- **WHAT THE EXERCISE ASKS**
Each record below is to be reproduced without any change.

- **Figure contents as structured data**

§ §

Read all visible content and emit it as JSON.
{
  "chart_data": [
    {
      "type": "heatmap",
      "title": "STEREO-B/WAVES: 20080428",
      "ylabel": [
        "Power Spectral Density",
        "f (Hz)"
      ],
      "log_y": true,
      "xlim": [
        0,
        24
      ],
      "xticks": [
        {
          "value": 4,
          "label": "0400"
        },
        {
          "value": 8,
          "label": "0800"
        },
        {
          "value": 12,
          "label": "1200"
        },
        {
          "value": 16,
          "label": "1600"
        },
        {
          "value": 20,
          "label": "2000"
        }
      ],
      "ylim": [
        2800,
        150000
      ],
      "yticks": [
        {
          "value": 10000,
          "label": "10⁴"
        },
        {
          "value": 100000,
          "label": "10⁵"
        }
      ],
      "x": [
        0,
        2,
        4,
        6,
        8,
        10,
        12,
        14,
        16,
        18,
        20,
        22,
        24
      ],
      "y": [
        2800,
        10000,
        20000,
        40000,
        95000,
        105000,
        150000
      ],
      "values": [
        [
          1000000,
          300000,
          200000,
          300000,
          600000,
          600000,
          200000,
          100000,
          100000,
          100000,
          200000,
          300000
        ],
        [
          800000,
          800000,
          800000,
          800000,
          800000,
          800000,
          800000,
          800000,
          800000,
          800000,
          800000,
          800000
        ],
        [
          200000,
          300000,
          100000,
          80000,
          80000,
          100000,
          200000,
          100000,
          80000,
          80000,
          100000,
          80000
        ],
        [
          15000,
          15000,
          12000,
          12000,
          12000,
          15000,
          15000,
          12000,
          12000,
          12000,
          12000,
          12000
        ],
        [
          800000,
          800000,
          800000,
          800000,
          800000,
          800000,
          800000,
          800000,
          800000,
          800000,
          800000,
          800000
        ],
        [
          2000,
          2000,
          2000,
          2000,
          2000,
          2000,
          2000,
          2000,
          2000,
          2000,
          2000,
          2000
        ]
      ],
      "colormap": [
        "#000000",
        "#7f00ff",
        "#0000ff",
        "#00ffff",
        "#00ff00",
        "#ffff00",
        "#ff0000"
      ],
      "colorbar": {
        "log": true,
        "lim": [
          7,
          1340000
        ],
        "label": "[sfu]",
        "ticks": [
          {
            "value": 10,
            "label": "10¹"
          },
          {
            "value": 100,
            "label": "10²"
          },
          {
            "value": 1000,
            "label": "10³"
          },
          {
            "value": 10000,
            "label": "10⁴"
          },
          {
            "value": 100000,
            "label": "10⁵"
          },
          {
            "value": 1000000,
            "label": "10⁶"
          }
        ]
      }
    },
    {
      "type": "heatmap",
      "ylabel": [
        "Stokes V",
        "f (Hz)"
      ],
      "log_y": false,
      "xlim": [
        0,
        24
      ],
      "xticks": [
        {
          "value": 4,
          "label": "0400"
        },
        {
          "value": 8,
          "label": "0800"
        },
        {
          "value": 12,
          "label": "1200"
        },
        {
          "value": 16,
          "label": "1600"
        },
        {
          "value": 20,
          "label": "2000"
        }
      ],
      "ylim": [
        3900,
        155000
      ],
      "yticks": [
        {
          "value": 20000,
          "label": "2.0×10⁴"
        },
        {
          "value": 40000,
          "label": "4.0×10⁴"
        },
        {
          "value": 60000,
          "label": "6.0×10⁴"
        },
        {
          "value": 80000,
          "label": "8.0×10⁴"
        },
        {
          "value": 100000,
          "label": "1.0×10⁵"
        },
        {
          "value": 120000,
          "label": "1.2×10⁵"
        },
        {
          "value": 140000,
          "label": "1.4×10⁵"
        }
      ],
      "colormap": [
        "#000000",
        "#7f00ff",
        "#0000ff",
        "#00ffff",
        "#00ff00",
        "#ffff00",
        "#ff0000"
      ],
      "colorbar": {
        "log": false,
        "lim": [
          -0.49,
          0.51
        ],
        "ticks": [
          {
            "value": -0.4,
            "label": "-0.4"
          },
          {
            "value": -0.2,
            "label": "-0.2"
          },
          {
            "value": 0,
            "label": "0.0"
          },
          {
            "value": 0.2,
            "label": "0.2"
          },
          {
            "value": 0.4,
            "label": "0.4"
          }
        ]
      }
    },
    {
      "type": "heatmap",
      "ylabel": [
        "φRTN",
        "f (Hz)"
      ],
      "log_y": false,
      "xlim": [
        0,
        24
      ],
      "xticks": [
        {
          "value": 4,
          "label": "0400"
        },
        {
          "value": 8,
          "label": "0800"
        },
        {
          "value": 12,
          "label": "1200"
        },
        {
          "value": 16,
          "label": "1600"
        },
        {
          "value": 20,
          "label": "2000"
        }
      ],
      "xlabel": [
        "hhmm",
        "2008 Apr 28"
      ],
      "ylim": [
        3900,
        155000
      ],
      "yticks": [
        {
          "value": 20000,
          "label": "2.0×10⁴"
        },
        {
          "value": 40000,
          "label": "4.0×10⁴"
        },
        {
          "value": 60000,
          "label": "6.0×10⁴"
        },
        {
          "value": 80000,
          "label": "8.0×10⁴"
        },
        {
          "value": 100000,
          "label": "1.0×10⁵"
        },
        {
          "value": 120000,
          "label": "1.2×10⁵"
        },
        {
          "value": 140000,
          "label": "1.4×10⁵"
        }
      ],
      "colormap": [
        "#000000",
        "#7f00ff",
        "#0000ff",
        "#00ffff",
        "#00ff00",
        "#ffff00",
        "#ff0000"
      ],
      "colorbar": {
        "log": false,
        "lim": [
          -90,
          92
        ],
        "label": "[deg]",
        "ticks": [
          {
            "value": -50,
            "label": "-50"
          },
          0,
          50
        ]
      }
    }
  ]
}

§ §

- **ANSWER TO THIS EXERCISE**
Read all visible content and emit it as JSON.
{
  "chart_data": [
    {
      "type": "heatmap",
      "title": "STEREO-B/WAVES: 20080428",
      "ylabel": [
        "Power Spectral Density",
        "f (Hz)"
      ],
      "log_y": true,
      "xlim": [
        0,
        24
      ],
      "xticks": [
        {
          "value": 4,
          "label": "0400"
        },
        {
          "value": 8,
          "label": "0800"
        },
        {
          "value": 12,
          "label": "1200"
        },
        {
          "value": 16,
          "label": "1600"
        },
        {
          "value": 20,
          "label": "2000"
        }
      ],
      "ylim": [
        2800,
        150000
      ],
      "yticks": [
        {
          "value": 10000,
          "label": "10⁴"
        },
        {
          "value": 100000,
          "label": "10⁵"
        }
      ],
      "x": [
        0,
        2,
        4,
        6,
        8,
        10,
        12,
        14,
        16,
        18,
        20,
        22,
        24
      ],
      "y": [
        2800,
        10000,
        20000,
        40000,
        95000,
        105000,
        150000
      ],
      "values": [
        [
          1000000,
          300000,
          200000,
          300000,
          600000,
          600000,
          200000,
          100000,
          100000,
          100000,
          200000,
          300000
        ],
        [
          800000,
          800000,
          800000,
          800000,
          800000,
          800000,
          800000,
          800000,
          800000,
          800000,
          800000,
          800000
        ],
        [
          200000,
          300000,
          100000,
          80000,
          80000,
          100000,
          200000,
          100000,
          80000,
          80000,
          100000,
          80000
        ],
        [
          15000,
          15000,
          12000,
          12000,
          12000,
          15000,
          15000,
          12000,
          12000,
          12000,
          12000,
          12000
        ],
        [
          800000,
          800000,
          800000,
          800000,
          800000,
          800000,
          800000,
          800000,
          800000,
          800000,
          800000,
          800000
        ],
        [
          2000,
          2000,
          2000,
          2000,
          2000,
          2000,
          2000,
          2000,
          2000,
          2000,
          2000,
          2000
        ]
      ],
      "colormap": [
        "#000000",
        "#7f00ff",
        "#0000ff",
        "#00ffff",
        "#00ff00",
        "#ffff00",
        "#ff0000"
      ],
      "colorbar": {
        "log": true,
        "lim": [
          7,
          1340000
        ],
        "label": "[sfu]",
        "ticks": [
          {
            "value": 10,
            "label": "10¹"
          },
          {
            "value": 100,
            "label": "10²"
          },
          {
            "value": 1000,
            "label": "10³"
          },
          {
            "value": 10000,
            "label": "10⁴"
          },
          {
            "value": 100000,
            "label": "10⁵"
          },
          {
            "value": 1000000,
            "label": "10⁶"
          }
        ]
      }
    },
    {
      "type": "heatmap",
      "ylabel": [
        "Stokes V",
        "f (Hz)"
      ],
      "log_y": false,
      "xlim": [
        0,
        24
      ],
      "xticks": [
        {
          "value": 4,
          "label": "0400"
        },
        {
          "value": 8,
          "label": "0800"
        },
        {
          "value": 12,
          "label": "1200"
        },
        {
          "value": 16,
          "label": "1600"
        },
        {
          "value": 20,
          "label": "2000"
        }
      ],
      "ylim": [
        3900,
        155000
      ],
      "yticks": [
        {
          "value": 20000,
          "label": "2.0×10⁴"
        },
        {
          "value": 40000,
          "label": "4.0×10⁴"
        },
        {
          "value": 60000,
          "label": "6.0×10⁴"
        },
        {
          "value": 80000,
          "label": "8.0×10⁴"
        },
        {
          "value": 100000,
          "label": "1.0×10⁵"
        },
        {
          "value": 120000,
          "label": "1.2×10⁵"
        },
        {
          "value": 140000,
          "label": "1.4×10⁵"
        }
      ],
      "colormap": [
        "#000000",
        "#7f00ff",
        "#0000ff",
        "#00ffff",
        "#00ff00",
        "#ffff00",
        "#ff0000"
      ],
      "colorbar": {
        "log": false,
        "lim": [
          -0.49,
          0.51
        ],
        "ticks": [
          {
            "value": -0.4,
            "label": "-0.4"
          },
          {
            "value": -0.2,
            "label": "-0.2"
          },
          {
            "value": 0,
            "label": "0.0"
          },
          {
            "value": 0.2,
            "label": "0.2"
          },
          {
            "value": 0.4,
            "label": "0.4"
          }
        ]
      }
    },
    {
      "type": "heatmap",
      "ylabel": [
        "φRTN",
        "f (Hz)"
      ],
      "log_y": false,
      "xlim": [
        0,
        24
      ],
      "xticks": [
        {
          "value": 4,
          "label": "0400"
        },
        {
          "value": 8,
          "label": "0800"
        },
        {
          "value": 12,
          "label": "1200"
        },
        {
          "value": 16,
          "label": "1600"
        },
        {
          "value": 20,
          "label": "2000"
        }
      ],
      "xlabel": [
        "hhmm",
        "2008 Apr 28"
      ],
      "ylim": [
        3900,
        155000
      ],
      "yticks": [
        {
          "value": 20000,
          "label": "2.0×10⁴"
        },
        {
          "value": 40000,
          "label": "4.0×10⁴"
        },
        {
          "value": 60000,
          "label": "6.0×10⁴"
        },
        {
          "value": 80000,
          "label": "8.0×10⁴"
        },
        {
          "value": 100000,
          "label": "1.0×10⁵"
        },
        {
          "value": 120000,
          "label": "1.2×10⁵"
        },
        {
          "value": 140000,
          "label": "1.4×10⁵"
        }
      ],
      "colormap": [
        "#000000",
        "#7f00ff",
        "#0000ff",
        "#00ffff",
        "#00ff00",
        "#ffff00",
        "#ff0000"
      ],
      "colorbar": {
        "log": false,
        "lim": [
          -90,
          92
        ],
        "label": "[deg]",
        "ticks": [
          {
            "value": -50,
            "label": "-50"
          },
          0,
          50
        ]
      }
    }
  ]
}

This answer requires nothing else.